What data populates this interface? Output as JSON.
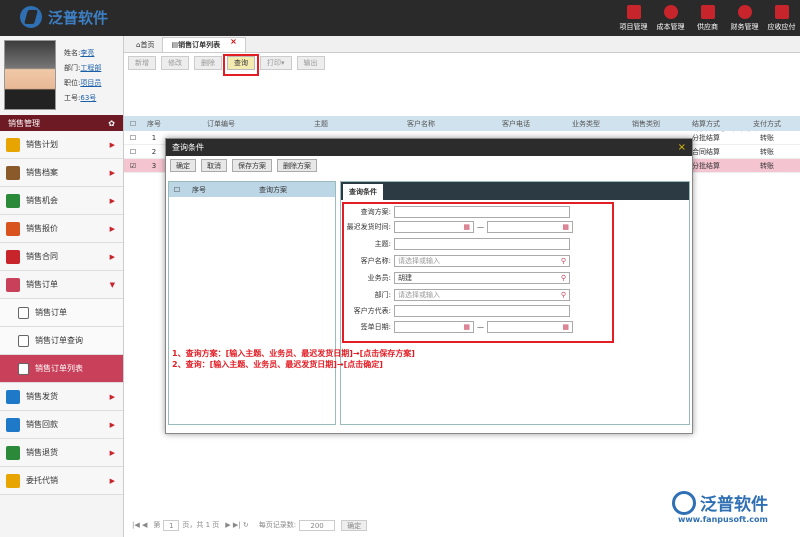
{
  "app": {
    "name": "泛普软件"
  },
  "topnav": [
    {
      "label": "项目管理"
    },
    {
      "label": "成本管理"
    },
    {
      "label": "供应商"
    },
    {
      "label": "财务管理"
    },
    {
      "label": "应收应付"
    }
  ],
  "user": {
    "name_label": "姓名:",
    "name": "李亮",
    "dept_label": "部门:",
    "dept": "工程部",
    "post_label": "职位:",
    "post": "项目员",
    "no_label": "工号:",
    "no": "63号"
  },
  "sidebar": {
    "section": "销售管理",
    "items": [
      {
        "label": "销售计划",
        "color": "#e8a400"
      },
      {
        "label": "销售档案",
        "color": "#8a5a2b"
      },
      {
        "label": "销售机会",
        "color": "#2a8a3a"
      },
      {
        "label": "销售报价",
        "color": "#d9531e"
      },
      {
        "label": "销售合同",
        "color": "#c8242c"
      },
      {
        "label": "销售订单",
        "color": "#c8405a"
      }
    ],
    "subitems": [
      {
        "label": "销售订单"
      },
      {
        "label": "销售订单查询"
      },
      {
        "label": "销售订单列表"
      }
    ],
    "items2": [
      {
        "label": "销售发货",
        "color": "#1e7ac8"
      },
      {
        "label": "销售回款",
        "color": "#1e7ac8"
      },
      {
        "label": "销售退货",
        "color": "#2a8a3a"
      },
      {
        "label": "委托代销",
        "color": "#e8a400"
      }
    ]
  },
  "tabs": {
    "home": "首页",
    "current": "销售订单列表"
  },
  "toolbar": {
    "new": "新增",
    "edit": "修改",
    "delete": "删除",
    "query": "查询",
    "print": "打印",
    "export": "输出"
  },
  "page": {
    "title": "销售订单列表"
  },
  "grid": {
    "headers": [
      "序号",
      "订单编号",
      "主题",
      "客户名称",
      "客户电话",
      "业务类型",
      "销售类别",
      "结算方式",
      "支付方式"
    ],
    "rows": [
      {
        "no": "1",
        "settle": "分批结算",
        "pay": "转账"
      },
      {
        "no": "2",
        "settle": "合同结算",
        "pay": "转账"
      },
      {
        "no": "3",
        "settle": "分批结算",
        "pay": "转账"
      }
    ]
  },
  "dialog": {
    "title": "查询条件",
    "buttons": {
      "ok": "确定",
      "cancel": "取消",
      "save": "保存方案",
      "delete": "删除方案"
    },
    "left_headers": {
      "no": "序号",
      "scheme": "查询方案"
    },
    "tab": "查询条件",
    "fields": {
      "scheme": "查询方案:",
      "ship": "最迟发货时间:",
      "subject": "主题:",
      "customer": "客户名称:",
      "customer_ph": "请选择或输入",
      "salesman": "业务员:",
      "salesman_val": "胡建",
      "dept": "部门:",
      "dept_ph": "请选择或输入",
      "rep": "客户方代表:",
      "sign": "签单日期:"
    }
  },
  "notes": [
    "1、查询方案：[输入主题、业务员、最迟发货日期]→[点击保存方案]",
    "2、查询：[输入主题、业务员、最迟发货日期]→[点击确定]"
  ],
  "pager": {
    "page_label": "第",
    "page": "1",
    "of": "页，共 1 页",
    "per_label": "每页记录数:",
    "per": "200",
    "go": "确定"
  },
  "brand": {
    "name": "泛普软件",
    "url": "www.fanpusoft.com"
  }
}
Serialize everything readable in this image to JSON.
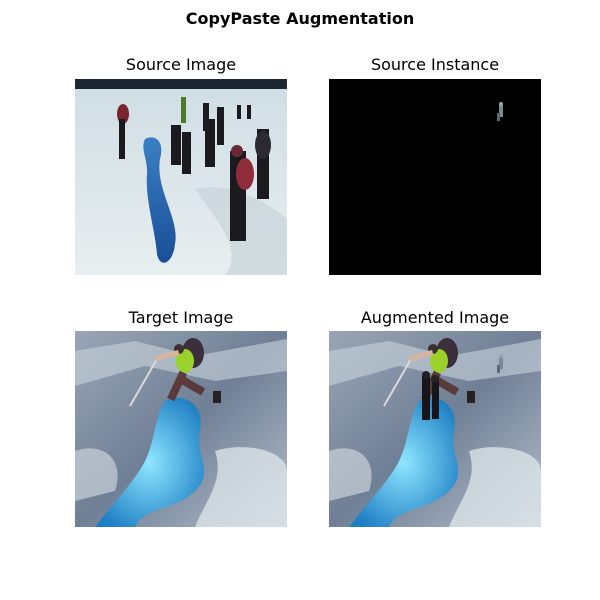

== == ==

Copy the whole listing above word for word but do not carry over the pictures.

## EXERCISE ANSWER
What data populates this interface? Output as JSON.
{
  "app": {
    "name": "泛普软件"
  },
  "topnav": [
    {
      "label": "项目管理"
    },
    {
      "label": "成本管理"
    },
    {
      "label": "供应商"
    },
    {
      "label": "财务管理"
    },
    {
      "label": "应收应付"
    }
  ],
  "user": {
    "name_label": "姓名:",
    "name": "李亮",
    "dept_label": "部门:",
    "dept": "工程部",
    "post_label": "职位:",
    "post": "项目员",
    "no_label": "工号:",
    "no": "63号"
  },
  "sidebar": {
    "section": "销售管理",
    "items": [
      {
        "label": "销售计划",
        "color": "#e8a400"
      },
      {
        "label": "销售档案",
        "color": "#8a5a2b"
      },
      {
        "label": "销售机会",
        "color": "#2a8a3a"
      },
      {
        "label": "销售报价",
        "color": "#d9531e"
      },
      {
        "label": "销售合同",
        "color": "#c8242c"
      },
      {
        "label": "销售订单",
        "color": "#c8405a"
      }
    ],
    "subitems": [
      {
        "label": "销售订单"
      },
      {
        "label": "销售订单查询"
      },
      {
        "label": "销售订单列表"
      }
    ],
    "items2": [
      {
        "label": "销售发货",
        "color": "#1e7ac8"
      },
      {
        "label": "销售回款",
        "color": "#1e7ac8"
      },
      {
        "label": "销售退货",
        "color": "#2a8a3a"
      },
      {
        "label": "委托代销",
        "color": "#e8a400"
      }
    ]
  },
  "tabs": {
    "home": "首页",
    "current": "销售订单列表"
  },
  "toolbar": {
    "new": "新增",
    "edit": "修改",
    "delete": "删除",
    "query": "查询",
    "print": "打印",
    "export": "输出"
  },
  "page": {
    "title": "销售订单列表"
  },
  "grid": {
    "headers": [
      "序号",
      "订单编号",
      "主题",
      "客户名称",
      "客户电话",
      "业务类型",
      "销售类别",
      "结算方式",
      "支付方式"
    ],
    "rows": [
      {
        "no": "1",
        "settle": "分批结算",
        "pay": "转账"
      },
      {
        "no": "2",
        "settle": "合同结算",
        "pay": "转账"
      },
      {
        "no": "3",
        "settle": "分批结算",
        "pay": "转账"
      }
    ]
  },
  "dialog": {
    "title": "查询条件",
    "buttons": {
      "ok": "确定",
      "cancel": "取消",
      "save": "保存方案",
      "delete": "删除方案"
    },
    "left_headers": {
      "no": "序号",
      "scheme": "查询方案"
    },
    "tab": "查询条件",
    "fields": {
      "scheme": "查询方案:",
      "ship": "最迟发货时间:",
      "subject": "主题:",
      "customer": "客户名称:",
      "customer_ph": "请选择或输入",
      "salesman": "业务员:",
      "salesman_val": "胡建",
      "dept": "部门:",
      "dept_ph": "请选择或输入",
      "rep": "客户方代表:",
      "sign": "签单日期:"
    }
  },
  "notes": [
    "1、查询方案：[输入主题、业务员、最迟发货日期]→[点击保存方案]",
    "2、查询：[输入主题、业务员、最迟发货日期]→[点击确定]"
  ],
  "pager": {
    "page_label": "第",
    "page": "1",
    "of": "页，共 1 页",
    "per_label": "每页记录数:",
    "per": "200",
    "go": "确定"
  },
  "brand": {
    "name": "泛普软件",
    "url": "www.fanpusoft.com"
  }
}
Serialize everything readable in this image to JSON.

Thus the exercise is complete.